**What is asked**:
Type the records out again in full, exactly.

**Dataset items**:
________________________
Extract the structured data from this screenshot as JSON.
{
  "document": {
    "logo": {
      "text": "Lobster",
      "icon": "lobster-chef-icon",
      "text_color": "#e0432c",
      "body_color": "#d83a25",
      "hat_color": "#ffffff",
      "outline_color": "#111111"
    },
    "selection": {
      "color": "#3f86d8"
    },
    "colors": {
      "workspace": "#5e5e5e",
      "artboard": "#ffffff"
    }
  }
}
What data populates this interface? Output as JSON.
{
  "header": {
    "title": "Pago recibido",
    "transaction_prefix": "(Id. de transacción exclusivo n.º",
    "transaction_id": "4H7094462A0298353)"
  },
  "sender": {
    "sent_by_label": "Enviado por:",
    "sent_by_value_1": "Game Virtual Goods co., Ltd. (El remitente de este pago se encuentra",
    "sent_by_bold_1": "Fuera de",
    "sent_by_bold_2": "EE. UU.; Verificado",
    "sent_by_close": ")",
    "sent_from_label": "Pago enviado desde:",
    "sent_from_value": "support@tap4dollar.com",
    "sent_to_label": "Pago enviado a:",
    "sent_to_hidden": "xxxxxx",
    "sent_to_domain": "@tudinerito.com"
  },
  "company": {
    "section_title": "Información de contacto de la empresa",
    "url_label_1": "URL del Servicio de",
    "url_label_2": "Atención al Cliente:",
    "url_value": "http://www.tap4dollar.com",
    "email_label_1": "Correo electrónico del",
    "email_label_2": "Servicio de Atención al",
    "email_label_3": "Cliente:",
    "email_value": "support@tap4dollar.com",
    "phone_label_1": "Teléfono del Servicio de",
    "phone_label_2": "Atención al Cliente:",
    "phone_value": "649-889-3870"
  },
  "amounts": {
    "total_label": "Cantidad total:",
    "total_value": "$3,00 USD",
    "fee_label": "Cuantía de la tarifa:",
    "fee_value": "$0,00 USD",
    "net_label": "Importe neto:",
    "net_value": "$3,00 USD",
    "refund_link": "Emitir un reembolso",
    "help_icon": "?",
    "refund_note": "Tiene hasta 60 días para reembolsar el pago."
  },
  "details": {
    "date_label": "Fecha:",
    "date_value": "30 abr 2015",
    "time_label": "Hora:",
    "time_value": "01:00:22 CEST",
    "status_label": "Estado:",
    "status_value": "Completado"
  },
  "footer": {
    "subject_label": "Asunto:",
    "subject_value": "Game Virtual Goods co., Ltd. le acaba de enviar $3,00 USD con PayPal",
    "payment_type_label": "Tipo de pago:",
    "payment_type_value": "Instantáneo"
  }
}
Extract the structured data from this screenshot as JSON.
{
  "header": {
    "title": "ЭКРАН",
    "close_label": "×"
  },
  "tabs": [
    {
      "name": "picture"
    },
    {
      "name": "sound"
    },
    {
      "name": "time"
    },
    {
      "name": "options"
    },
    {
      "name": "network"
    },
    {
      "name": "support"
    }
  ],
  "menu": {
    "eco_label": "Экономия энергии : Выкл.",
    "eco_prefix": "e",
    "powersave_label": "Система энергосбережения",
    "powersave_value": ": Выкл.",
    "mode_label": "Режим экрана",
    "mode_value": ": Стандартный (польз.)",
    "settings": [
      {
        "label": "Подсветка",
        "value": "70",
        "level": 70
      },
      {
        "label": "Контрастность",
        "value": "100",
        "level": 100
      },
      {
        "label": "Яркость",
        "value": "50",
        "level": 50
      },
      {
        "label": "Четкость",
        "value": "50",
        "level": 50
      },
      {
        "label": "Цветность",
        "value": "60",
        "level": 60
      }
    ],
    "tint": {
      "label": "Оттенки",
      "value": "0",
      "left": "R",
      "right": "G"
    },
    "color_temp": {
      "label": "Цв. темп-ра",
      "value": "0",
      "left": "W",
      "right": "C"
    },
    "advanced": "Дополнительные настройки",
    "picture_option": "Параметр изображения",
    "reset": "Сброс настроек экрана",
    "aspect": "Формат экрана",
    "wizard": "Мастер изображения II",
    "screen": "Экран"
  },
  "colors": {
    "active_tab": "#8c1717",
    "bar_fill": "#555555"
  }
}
________________________
**Expected answer**:
Extract the structured data from this screenshot as JSON.
{
  "document": {
    "logo": {
      "text": "Lobster",
      "icon": "lobster-chef-icon",
      "text_color": "#e0432c",
      "body_color": "#d83a25",
      "hat_color": "#ffffff",
      "outline_color": "#111111"
    },
    "selection": {
      "color": "#3f86d8"
    },
    "colors": {
      "workspace": "#5e5e5e",
      "artboard": "#ffffff"
    }
  }
}
What data populates this interface? Output as JSON.
{
  "header": {
    "title": "Pago recibido",
    "transaction_prefix": "(Id. de transacción exclusivo n.º",
    "transaction_id": "4H7094462A0298353)"
  },
  "sender": {
    "sent_by_label": "Enviado por:",
    "sent_by_value_1": "Game Virtual Goods co., Ltd. (El remitente de este pago se encuentra",
    "sent_by_bold_1": "Fuera de",
    "sent_by_bold_2": "EE. UU.; Verificado",
    "sent_by_close": ")",
    "sent_from_label": "Pago enviado desde:",
    "sent_from_value": "support@tap4dollar.com",
    "sent_to_label": "Pago enviado a:",
    "sent_to_hidden": "xxxxxx",
    "sent_to_domain": "@tudinerito.com"
  },
  "company": {
    "section_title": "Información de contacto de la empresa",
    "url_label_1": "URL del Servicio de",
    "url_label_2": "Atención al Cliente:",
    "url_value": "http://www.tap4dollar.com",
    "email_label_1": "Correo electrónico del",
    "email_label_2": "Servicio de Atención al",
    "email_label_3": "Cliente:",
    "email_value": "support@tap4dollar.com",
    "phone_label_1": "Teléfono del Servicio de",
    "phone_label_2": "Atención al Cliente:",
    "phone_value": "649-889-3870"
  },
  "amounts": {
    "total_label": "Cantidad total:",
    "total_value": "$3,00 USD",
    "fee_label": "Cuantía de la tarifa:",
    "fee_value": "$0,00 USD",
    "net_label": "Importe neto:",
    "net_value": "$3,00 USD",
    "refund_link": "Emitir un reembolso",
    "help_icon": "?",
    "refund_note": "Tiene hasta 60 días para reembolsar el pago."
  },
  "details": {
    "date_label": "Fecha:",
    "date_value": "30 abr 2015",
    "time_label": "Hora:",
    "time_value": "01:00:22 CEST",
    "status_label": "Estado:",
    "status_value": "Completado"
  },
  "footer": {
    "subject_label": "Asunto:",
    "subject_value": "Game Virtual Goods co., Ltd. le acaba de enviar $3,00 USD con PayPal",
    "payment_type_label": "Tipo de pago:",
    "payment_type_value": "Instantáneo"
  }
}
Extract the structured data from this screenshot as JSON.
{
  "header": {
    "title": "ЭКРАН",
    "close_label": "×"
  },
  "tabs": [
    {
      "name": "picture"
    },
    {
      "name": "sound"
    },
    {
      "name": "time"
    },
    {
      "name": "options"
    },
    {
      "name": "network"
    },
    {
      "name": "support"
    }
  ],
  "menu": {
    "eco_label": "Экономия энергии : Выкл.",
    "eco_prefix": "e",
    "powersave_label": "Система энергосбережения",
    "powersave_value": ": Выкл.",
    "mode_label": "Режим экрана",
    "mode_value": ": Стандартный (польз.)",
    "settings": [
      {
        "label": "Подсветка",
        "value": "70",
        "level": 70
      },
      {
        "label": "Контрастность",
        "value": "100",
        "level": 100
      },
      {
        "label": "Яркость",
        "value": "50",
        "level": 50
      },
      {
        "label": "Четкость",
        "value": "50",
        "level": 50
      },
      {
        "label": "Цветность",
        "value": "60",
        "level": 60
      }
    ],
    "tint": {
      "label": "Оттенки",
      "value": "0",
      "left": "R",
      "right": "G"
    },
    "color_temp": {
      "label": "Цв. темп-ра",
      "value": "0",
      "left": "W",
      "right": "C"
    },
    "advanced": "Дополнительные настройки",
    "picture_option": "Параметр изображения",
    "reset": "Сброс настроек экрана",
    "aspect": "Формат экрана",
    "wizard": "Мастер изображения II",
    "screen": "Экран"
  },
  "colors": {
    "active_tab": "#8c1717",
    "bar_fill": "#555555"
  }
}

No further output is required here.